DATA FOR THE TASK start

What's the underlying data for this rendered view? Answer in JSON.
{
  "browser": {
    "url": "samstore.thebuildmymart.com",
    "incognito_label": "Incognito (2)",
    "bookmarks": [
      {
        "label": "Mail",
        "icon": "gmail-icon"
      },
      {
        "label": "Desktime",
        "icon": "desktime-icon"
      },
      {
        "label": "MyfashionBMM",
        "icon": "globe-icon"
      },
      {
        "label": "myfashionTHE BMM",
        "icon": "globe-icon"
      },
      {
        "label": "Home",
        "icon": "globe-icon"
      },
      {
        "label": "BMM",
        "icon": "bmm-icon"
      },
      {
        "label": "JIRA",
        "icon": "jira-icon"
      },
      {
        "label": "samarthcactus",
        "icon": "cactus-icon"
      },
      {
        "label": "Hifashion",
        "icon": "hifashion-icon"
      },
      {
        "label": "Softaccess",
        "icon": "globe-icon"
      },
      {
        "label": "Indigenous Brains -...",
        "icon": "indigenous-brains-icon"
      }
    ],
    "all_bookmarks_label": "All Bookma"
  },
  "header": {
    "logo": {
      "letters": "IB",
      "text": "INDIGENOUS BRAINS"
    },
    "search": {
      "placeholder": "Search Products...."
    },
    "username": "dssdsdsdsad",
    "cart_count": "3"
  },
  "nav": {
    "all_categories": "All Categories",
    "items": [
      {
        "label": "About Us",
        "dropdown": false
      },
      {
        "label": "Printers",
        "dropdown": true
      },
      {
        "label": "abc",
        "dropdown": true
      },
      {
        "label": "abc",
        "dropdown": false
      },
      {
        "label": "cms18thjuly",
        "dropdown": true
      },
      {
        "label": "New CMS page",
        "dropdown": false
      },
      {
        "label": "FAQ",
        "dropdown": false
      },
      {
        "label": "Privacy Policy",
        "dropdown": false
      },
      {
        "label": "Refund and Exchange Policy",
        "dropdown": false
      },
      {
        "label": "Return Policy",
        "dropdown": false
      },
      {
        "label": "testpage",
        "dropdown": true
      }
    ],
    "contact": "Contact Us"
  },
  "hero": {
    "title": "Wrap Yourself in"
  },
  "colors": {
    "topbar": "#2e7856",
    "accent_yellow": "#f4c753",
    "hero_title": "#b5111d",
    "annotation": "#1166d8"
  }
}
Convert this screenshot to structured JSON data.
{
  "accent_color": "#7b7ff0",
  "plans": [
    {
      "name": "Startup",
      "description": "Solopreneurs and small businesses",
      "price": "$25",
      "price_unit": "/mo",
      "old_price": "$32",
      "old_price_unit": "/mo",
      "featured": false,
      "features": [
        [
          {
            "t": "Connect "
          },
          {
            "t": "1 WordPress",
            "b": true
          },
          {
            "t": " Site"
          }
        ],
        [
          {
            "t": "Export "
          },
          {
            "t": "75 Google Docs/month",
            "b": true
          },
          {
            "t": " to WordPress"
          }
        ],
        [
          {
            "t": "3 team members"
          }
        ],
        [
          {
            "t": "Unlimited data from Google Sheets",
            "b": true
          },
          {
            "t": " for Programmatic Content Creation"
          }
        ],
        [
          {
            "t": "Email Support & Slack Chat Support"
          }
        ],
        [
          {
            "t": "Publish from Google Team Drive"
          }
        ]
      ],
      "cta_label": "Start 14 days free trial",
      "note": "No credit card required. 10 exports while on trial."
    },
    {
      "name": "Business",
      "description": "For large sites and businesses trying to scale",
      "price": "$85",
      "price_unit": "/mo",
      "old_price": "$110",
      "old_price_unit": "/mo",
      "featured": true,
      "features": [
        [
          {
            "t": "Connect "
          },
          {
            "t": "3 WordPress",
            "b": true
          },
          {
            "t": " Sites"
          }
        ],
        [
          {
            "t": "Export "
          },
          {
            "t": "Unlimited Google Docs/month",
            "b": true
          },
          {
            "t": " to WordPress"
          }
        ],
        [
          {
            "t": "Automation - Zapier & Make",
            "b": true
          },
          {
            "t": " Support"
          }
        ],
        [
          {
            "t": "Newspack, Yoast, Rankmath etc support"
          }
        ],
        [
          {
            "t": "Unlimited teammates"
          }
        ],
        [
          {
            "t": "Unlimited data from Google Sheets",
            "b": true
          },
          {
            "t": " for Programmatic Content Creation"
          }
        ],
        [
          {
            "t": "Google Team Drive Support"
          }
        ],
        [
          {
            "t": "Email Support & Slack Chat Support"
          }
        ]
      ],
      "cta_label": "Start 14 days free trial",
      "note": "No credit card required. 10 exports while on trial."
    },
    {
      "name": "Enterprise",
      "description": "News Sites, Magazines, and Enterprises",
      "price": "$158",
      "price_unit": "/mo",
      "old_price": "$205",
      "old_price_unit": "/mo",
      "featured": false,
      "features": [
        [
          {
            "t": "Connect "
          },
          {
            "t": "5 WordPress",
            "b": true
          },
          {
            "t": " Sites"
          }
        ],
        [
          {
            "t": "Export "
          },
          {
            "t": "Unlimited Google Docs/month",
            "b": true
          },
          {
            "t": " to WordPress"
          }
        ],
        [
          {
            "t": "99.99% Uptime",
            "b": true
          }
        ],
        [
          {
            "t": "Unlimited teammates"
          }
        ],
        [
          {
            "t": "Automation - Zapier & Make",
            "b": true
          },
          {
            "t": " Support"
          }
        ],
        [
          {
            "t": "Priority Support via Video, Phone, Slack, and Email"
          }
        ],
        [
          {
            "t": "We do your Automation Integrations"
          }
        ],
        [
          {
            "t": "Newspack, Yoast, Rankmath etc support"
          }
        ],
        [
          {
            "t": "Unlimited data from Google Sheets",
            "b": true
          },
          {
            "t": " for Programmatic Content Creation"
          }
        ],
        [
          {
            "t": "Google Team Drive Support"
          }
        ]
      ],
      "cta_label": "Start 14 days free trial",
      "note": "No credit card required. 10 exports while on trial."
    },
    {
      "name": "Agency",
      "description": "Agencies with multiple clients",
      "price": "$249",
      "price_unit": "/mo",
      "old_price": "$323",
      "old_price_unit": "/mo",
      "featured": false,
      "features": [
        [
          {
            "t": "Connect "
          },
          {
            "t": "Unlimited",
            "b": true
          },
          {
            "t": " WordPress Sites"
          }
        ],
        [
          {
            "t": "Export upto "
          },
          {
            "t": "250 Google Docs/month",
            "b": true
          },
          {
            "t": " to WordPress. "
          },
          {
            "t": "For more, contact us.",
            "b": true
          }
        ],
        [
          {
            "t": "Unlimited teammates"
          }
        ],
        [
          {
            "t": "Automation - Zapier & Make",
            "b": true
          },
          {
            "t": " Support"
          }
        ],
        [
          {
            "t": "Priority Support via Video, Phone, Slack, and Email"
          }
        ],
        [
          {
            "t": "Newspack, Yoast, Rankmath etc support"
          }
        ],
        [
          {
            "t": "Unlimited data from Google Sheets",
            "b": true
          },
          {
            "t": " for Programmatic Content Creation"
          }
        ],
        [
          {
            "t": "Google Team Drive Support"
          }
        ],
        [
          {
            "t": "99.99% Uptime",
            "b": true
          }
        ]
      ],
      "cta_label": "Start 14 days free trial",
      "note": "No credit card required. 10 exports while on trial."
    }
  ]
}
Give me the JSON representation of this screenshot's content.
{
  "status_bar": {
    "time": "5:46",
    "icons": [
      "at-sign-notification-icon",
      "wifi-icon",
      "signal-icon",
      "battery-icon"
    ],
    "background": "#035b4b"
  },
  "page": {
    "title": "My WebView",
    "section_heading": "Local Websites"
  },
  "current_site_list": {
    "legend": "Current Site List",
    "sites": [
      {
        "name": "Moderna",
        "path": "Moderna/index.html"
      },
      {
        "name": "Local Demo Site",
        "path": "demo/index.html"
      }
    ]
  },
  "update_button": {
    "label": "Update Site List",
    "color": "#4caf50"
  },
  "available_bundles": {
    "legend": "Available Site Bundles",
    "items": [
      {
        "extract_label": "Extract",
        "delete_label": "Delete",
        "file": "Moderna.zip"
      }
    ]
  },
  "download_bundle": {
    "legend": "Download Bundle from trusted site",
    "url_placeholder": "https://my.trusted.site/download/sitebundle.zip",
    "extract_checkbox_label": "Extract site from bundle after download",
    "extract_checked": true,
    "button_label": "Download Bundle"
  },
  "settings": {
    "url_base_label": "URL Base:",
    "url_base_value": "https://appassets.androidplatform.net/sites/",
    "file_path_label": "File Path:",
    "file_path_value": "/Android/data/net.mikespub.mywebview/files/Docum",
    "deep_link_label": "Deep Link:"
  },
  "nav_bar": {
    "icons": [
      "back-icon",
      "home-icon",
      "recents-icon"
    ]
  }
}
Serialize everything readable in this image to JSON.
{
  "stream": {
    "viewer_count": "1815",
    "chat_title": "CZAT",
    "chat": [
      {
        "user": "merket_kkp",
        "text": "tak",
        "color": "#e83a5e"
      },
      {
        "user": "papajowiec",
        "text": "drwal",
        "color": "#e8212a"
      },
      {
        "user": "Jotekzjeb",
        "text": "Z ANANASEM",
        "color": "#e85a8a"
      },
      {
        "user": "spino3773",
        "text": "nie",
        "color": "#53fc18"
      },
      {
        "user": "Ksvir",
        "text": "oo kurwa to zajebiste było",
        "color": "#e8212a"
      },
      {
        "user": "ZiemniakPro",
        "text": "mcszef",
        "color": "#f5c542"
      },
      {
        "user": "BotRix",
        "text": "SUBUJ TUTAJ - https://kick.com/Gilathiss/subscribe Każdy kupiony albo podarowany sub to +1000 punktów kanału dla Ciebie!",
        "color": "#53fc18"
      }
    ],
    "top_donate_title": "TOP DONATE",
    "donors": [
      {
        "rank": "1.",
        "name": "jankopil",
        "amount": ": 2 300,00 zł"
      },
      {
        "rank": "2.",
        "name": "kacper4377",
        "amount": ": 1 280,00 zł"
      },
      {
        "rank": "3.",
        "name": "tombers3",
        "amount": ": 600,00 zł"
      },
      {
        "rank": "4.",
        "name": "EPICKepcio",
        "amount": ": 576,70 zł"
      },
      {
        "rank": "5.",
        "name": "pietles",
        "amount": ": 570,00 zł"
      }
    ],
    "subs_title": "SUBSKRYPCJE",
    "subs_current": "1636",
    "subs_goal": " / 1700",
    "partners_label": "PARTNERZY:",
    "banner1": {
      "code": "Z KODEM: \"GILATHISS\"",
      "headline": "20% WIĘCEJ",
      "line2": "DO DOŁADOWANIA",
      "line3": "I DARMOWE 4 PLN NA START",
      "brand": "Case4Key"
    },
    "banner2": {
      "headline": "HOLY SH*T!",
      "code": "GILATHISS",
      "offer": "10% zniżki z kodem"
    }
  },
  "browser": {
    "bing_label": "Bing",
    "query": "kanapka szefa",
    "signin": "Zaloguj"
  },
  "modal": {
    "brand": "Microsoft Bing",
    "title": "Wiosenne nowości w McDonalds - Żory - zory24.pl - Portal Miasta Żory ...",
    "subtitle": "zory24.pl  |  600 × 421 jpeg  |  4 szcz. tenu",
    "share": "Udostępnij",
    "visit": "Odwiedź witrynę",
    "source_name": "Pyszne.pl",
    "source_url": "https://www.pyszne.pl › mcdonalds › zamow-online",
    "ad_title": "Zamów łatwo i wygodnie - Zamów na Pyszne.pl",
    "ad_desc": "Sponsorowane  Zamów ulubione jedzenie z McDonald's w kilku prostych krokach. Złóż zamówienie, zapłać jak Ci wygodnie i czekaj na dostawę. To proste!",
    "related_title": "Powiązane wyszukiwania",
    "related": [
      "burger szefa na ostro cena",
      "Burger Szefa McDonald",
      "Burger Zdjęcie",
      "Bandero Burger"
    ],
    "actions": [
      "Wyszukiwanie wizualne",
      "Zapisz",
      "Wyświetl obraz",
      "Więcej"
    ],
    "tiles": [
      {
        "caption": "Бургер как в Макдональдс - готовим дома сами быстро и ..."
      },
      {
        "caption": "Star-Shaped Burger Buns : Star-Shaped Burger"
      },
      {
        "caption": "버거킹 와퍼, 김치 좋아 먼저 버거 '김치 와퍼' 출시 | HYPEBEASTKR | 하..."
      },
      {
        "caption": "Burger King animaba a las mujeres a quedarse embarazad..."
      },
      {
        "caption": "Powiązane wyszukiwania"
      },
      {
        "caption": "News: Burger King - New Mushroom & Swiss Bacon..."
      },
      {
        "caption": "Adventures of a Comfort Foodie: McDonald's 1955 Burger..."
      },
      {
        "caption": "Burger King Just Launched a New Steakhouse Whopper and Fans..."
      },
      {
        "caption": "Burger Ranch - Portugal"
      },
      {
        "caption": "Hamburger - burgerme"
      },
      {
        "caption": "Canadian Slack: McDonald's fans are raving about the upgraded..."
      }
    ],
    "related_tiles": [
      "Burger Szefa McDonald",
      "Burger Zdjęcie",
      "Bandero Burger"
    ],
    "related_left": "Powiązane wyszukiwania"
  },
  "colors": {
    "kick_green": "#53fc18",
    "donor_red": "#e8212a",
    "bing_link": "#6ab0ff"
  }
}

DATA FOR THE TASK end

Show every line where the string "https" appears.

    "url_placeholder": "https://my.trusted.site/download/sitebundle.zip",
    "url_base_value": "https://appassets.androidplatform.net/sites/",
        "text": "SUBUJ TUTAJ - https://kick.com/Gilathiss/subscribe Każdy kupiony albo podarowany sub to +1000 punktów kanału dla Ciebie!",
    "source_url": "https://www.pyszne.pl › mcdonalds › zamow-online",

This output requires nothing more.